__Exercise materials__
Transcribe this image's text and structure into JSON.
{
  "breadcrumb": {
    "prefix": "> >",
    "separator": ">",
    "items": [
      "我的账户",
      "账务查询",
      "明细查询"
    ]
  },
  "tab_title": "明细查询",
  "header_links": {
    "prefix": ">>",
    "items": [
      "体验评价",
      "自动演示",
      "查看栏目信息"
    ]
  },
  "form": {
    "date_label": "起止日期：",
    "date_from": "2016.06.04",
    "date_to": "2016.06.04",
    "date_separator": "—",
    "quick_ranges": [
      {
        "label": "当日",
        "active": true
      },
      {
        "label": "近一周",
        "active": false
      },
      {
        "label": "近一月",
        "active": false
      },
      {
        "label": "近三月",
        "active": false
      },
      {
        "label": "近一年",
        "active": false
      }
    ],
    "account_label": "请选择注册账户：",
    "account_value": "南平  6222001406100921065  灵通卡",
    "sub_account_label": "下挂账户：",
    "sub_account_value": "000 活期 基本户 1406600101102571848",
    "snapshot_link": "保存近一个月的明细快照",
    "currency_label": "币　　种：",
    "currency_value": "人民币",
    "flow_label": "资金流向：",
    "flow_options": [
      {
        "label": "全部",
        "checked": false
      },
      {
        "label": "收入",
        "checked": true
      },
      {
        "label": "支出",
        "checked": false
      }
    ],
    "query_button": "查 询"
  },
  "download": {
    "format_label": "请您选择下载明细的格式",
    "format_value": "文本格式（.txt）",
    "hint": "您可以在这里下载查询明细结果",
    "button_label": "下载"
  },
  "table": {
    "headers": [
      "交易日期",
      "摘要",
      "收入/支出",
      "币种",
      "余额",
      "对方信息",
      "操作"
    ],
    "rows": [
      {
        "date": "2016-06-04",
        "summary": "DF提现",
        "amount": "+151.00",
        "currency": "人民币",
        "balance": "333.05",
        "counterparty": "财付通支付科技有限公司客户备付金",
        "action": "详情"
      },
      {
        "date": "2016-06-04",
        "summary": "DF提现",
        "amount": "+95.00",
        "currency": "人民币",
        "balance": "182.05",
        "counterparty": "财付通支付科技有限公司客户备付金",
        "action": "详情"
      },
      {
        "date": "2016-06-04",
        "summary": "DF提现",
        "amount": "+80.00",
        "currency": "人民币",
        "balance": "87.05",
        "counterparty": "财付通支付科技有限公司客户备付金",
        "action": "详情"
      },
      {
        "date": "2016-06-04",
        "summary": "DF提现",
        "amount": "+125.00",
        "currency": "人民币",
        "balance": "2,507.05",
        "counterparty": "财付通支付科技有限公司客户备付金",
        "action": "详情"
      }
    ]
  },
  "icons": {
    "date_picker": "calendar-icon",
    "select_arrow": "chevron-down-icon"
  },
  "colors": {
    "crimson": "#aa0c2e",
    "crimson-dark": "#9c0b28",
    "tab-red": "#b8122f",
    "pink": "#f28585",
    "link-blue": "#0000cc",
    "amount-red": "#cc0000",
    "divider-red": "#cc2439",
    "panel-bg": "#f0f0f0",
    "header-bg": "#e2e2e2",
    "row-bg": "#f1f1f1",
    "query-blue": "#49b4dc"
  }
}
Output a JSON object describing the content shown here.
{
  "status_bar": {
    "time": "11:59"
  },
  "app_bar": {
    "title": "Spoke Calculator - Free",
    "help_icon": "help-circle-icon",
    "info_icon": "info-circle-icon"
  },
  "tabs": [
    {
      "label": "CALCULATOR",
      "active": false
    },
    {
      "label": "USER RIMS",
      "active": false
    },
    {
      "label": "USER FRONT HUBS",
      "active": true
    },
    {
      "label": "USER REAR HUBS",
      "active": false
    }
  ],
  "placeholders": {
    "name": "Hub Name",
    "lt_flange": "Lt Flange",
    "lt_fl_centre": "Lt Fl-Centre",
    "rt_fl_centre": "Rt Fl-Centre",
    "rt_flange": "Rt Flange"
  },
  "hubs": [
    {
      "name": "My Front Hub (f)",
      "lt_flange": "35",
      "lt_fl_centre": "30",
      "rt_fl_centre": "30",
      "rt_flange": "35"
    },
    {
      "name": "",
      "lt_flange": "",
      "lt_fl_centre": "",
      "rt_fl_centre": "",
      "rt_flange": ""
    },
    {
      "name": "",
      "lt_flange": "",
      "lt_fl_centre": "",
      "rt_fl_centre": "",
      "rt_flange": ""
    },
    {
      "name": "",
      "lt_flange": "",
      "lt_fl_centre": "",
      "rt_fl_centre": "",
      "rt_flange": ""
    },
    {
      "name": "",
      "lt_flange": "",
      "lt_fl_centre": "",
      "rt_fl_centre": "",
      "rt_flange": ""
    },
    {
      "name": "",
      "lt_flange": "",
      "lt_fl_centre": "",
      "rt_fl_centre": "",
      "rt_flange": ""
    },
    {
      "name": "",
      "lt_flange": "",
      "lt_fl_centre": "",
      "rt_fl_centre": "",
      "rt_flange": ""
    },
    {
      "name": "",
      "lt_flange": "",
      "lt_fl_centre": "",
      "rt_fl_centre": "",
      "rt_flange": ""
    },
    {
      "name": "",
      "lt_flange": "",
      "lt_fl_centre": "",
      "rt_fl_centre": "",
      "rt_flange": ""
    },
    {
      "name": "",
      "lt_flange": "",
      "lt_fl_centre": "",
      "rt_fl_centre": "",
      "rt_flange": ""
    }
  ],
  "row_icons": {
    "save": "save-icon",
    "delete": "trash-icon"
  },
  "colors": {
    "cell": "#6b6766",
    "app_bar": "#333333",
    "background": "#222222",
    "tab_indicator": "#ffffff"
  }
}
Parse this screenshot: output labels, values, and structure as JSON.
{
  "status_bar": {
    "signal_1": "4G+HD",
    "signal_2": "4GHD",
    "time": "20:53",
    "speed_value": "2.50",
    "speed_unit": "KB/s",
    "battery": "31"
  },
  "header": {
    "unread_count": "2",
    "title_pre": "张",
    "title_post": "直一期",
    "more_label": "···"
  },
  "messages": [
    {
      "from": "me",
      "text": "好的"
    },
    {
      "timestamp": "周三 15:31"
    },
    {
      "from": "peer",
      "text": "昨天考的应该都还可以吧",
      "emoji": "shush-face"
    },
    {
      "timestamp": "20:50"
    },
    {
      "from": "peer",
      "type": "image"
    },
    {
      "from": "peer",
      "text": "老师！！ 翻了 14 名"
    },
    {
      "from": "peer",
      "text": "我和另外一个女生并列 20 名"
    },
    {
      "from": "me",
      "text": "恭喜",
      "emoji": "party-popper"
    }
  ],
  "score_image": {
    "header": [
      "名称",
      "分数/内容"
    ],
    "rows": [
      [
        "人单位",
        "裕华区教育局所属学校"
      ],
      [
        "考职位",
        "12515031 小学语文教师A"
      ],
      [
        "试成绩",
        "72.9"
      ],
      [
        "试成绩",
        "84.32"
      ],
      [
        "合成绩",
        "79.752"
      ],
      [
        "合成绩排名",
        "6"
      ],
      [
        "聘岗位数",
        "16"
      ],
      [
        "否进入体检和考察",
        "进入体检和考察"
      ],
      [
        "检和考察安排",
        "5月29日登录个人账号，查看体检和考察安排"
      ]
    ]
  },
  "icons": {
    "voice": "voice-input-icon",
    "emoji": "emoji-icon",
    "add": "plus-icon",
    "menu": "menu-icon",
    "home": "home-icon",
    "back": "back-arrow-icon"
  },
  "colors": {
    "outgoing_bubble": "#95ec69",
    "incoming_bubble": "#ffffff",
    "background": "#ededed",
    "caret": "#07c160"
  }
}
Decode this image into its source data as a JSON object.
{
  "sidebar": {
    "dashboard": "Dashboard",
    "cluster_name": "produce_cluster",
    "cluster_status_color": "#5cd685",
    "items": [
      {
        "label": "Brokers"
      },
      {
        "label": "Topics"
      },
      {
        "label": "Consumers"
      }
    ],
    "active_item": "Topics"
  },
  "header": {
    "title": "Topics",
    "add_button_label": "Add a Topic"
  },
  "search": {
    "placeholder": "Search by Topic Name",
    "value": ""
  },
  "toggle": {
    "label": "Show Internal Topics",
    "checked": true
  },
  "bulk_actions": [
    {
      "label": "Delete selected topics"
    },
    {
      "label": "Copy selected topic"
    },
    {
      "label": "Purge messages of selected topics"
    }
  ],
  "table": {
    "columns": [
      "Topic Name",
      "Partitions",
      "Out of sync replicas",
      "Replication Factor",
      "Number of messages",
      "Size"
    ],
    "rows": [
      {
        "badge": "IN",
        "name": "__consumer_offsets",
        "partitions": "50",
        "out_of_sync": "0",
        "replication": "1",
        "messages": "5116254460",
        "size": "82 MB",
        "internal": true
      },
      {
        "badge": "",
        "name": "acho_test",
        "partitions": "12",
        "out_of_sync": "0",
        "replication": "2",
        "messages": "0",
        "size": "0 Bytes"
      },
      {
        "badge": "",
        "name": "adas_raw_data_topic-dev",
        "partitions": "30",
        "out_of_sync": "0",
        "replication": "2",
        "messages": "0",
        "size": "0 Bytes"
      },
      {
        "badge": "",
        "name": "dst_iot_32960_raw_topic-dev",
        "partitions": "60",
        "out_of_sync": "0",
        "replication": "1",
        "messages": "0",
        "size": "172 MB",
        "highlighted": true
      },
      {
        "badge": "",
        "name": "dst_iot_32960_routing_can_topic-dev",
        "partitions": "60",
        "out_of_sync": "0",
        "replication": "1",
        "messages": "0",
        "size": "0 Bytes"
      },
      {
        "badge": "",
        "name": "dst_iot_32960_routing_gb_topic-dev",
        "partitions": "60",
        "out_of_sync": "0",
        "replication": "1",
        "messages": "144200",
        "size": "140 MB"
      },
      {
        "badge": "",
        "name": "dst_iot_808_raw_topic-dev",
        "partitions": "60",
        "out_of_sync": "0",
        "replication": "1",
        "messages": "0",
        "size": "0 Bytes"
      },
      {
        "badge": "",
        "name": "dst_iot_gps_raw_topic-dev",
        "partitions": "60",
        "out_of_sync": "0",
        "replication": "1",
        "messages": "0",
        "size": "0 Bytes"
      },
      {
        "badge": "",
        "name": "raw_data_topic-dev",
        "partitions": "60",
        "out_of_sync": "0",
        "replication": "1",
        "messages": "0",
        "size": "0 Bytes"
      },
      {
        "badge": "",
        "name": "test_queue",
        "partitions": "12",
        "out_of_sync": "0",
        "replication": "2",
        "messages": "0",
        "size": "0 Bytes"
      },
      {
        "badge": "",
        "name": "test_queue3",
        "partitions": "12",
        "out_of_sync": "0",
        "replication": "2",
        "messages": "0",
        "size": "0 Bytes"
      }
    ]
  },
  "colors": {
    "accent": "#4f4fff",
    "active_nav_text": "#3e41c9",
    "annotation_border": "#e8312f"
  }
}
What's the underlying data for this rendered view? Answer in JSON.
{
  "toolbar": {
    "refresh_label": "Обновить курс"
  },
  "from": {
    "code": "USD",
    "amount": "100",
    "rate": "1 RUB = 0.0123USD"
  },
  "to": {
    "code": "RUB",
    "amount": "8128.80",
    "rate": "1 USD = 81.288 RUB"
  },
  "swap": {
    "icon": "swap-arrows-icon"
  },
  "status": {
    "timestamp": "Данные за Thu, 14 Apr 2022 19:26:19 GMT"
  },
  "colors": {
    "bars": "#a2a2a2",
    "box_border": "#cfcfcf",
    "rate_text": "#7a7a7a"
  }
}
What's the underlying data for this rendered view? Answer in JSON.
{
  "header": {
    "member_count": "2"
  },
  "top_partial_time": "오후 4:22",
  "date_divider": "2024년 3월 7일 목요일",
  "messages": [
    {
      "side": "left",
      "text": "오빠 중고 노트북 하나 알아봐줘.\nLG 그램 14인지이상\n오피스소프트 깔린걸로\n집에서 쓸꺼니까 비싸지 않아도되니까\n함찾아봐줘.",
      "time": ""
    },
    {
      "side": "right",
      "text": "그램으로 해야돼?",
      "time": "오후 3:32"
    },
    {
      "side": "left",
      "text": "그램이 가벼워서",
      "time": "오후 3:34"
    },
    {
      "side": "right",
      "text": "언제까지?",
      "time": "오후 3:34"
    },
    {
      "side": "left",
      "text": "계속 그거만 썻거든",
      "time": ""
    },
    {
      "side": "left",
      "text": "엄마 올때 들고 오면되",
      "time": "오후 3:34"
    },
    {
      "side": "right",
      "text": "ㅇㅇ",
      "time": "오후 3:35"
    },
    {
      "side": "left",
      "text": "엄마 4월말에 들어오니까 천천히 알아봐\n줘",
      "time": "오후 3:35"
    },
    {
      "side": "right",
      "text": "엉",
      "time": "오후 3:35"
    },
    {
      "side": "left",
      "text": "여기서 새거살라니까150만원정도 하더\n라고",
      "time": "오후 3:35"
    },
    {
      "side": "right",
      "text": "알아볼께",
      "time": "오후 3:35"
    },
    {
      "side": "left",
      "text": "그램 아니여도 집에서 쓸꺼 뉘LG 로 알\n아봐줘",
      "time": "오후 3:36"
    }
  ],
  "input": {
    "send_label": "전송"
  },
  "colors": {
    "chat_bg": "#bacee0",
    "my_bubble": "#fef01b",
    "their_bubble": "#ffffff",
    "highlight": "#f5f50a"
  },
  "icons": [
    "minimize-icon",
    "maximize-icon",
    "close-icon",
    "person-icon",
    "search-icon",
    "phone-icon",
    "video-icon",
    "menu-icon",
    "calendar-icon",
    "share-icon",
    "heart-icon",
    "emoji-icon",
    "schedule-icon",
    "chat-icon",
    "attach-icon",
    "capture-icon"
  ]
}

__Given problem__
State the number of lines in this listing that contain the string "checked", and add nothing else.

__Result of this task__
4